__TEXT SEGMENT__:
==================================================

You’re old enough to have been around the block at least onece; old enough to be considered a rational adult (no longer twenty-something) and still young enough to do whatever it is you want to do.
I would never go back; it was hard enough the first time!
I’m thirty-four. And I’m happy with who I am.
This smacks of regretting the past which is a past-time I loath to indulge in.
There are things in my life I often think of changing but in the end I feel things are the way they are for a reason. I may not like it or understand it but hey, that’s the way it is.
Life is this.
Life is me moving forward. Looking back, lamenting, is pointless. All I can do is look forward, make changes, accept, and move on.
The universe is so full of all I need that I can only look to the future with eyes wide open and a heart full of excitement!
I’m 37. Life became wonderful for me at 35, then 36 and now at 37 its the best. I love who I am. It took me a long time to figure it out, but its awesome. I can’t imagine ever being 18 again and having to look at my life ahead of me and figure it all out again.
It’s definitely not 19. At 17, 18, I thought I had it all figured out. Now I see I do know some pretty great things about myself (from writing, reading, thinking) but my assumptions about other people are off. If my parents threw me out tomorrow I would be living on the streets and I can’t buy alcohol. It sucks.

==================================================

__DATA RECORDS__:

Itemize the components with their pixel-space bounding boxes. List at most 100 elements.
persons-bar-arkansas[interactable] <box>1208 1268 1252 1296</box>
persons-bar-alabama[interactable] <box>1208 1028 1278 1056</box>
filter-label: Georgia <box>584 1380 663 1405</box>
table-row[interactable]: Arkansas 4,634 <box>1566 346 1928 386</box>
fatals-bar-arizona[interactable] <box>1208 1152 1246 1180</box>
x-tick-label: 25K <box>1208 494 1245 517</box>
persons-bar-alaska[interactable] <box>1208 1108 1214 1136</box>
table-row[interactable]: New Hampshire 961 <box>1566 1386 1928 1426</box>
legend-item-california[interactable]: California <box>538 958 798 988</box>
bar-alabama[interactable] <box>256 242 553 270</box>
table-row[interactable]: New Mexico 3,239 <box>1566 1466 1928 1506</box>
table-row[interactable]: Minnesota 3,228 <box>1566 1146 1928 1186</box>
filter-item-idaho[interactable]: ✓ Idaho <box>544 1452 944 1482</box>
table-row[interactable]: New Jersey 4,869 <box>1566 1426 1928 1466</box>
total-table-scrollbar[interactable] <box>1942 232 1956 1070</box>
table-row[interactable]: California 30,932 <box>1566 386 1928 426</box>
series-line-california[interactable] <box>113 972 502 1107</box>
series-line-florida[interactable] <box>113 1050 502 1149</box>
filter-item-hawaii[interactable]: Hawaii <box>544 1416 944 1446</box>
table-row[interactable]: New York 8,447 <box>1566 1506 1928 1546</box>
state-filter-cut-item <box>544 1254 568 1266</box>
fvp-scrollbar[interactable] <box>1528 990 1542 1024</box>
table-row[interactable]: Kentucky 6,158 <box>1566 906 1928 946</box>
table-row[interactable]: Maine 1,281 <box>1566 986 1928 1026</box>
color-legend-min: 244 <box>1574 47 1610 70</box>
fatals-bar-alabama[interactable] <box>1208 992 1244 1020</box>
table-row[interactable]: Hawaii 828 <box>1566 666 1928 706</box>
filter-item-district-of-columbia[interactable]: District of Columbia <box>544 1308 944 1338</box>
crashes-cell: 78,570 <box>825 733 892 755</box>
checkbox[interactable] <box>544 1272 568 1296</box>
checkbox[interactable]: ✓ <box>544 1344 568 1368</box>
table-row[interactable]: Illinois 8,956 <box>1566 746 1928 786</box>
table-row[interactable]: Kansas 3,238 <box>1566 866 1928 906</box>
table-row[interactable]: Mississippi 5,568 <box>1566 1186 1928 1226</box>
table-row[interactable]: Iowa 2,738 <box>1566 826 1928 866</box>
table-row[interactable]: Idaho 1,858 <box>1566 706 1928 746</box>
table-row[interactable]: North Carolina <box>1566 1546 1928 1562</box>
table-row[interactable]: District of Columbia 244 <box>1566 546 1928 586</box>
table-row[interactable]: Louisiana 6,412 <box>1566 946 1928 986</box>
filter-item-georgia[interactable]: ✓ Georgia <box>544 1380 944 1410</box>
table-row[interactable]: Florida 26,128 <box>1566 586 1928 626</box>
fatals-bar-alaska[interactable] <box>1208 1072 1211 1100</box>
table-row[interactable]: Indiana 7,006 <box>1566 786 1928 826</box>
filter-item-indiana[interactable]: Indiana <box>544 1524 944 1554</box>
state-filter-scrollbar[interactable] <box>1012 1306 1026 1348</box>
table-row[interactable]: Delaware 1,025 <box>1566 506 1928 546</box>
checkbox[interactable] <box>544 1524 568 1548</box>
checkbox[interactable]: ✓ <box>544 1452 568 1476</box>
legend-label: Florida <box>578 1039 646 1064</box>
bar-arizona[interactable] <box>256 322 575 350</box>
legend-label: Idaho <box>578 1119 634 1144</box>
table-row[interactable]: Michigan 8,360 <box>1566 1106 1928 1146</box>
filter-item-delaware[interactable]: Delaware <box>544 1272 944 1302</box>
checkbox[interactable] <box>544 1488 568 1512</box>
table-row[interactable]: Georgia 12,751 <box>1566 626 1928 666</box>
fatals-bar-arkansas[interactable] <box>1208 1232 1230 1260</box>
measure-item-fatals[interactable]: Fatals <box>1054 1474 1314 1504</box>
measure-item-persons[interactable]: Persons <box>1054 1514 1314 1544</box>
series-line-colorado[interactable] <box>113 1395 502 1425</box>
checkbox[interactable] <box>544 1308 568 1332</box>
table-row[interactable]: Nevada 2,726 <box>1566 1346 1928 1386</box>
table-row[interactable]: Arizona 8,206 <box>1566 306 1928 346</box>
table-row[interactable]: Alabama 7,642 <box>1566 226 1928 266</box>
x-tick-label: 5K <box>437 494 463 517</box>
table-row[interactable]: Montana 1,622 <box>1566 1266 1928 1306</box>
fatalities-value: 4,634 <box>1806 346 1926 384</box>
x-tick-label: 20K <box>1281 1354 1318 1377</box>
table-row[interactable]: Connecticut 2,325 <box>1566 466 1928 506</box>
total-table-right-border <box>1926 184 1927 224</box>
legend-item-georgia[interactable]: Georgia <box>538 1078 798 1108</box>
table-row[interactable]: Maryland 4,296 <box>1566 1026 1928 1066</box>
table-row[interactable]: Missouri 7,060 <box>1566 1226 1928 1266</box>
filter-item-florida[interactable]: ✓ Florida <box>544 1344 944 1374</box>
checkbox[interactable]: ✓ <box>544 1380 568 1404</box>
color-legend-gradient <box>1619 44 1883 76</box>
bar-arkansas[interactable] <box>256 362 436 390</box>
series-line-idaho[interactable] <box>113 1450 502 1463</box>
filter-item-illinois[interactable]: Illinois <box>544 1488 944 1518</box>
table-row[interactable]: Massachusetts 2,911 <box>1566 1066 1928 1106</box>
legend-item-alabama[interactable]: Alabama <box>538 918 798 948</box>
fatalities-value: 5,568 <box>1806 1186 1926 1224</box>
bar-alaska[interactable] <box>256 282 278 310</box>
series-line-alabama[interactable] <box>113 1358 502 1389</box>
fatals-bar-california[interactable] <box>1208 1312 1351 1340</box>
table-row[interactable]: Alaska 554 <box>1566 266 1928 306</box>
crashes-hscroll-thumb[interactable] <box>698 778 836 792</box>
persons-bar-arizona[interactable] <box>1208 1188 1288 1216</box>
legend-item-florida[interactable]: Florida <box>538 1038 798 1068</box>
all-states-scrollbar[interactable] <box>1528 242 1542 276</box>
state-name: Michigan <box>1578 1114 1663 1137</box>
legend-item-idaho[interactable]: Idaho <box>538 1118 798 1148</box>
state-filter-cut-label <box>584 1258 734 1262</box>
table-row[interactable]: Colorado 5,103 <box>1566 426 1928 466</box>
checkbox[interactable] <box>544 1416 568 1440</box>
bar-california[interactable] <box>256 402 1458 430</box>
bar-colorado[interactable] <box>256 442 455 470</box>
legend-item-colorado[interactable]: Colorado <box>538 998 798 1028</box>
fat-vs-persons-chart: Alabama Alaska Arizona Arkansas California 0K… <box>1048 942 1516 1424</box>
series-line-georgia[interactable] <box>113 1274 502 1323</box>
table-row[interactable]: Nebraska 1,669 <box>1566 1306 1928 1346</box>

==================================================

__BRIEF 1__: In the reflections on age, at what age did life become wonderful for the writer who is 37?
__BRIEF 2__: Write out the rows as a numbered list, from the first row up to and including the row containing "table-row[interactable]: Arkansas 4,634", leaving out blank lines.
These rows are unrelated to the reflections on age.

__EXERCISE RESPONSE 1__: At 35.

__EXERCISE RESPONSE 2__:
1. Itemize the components with their pixel-space bounding boxes. List at most 100 elements.
2. persons-bar-arkansas[interactable] <box>1208 1268 1252 1296</box>
3. persons-bar-alabama[interactable] <box>1208 1028 1278 1056</box>
4. filter-label: Georgia <box>584 1380 663 1405</box>
5. table-row[interactable]: Arkansas 4,634 <box>1566 346 1928 386</box>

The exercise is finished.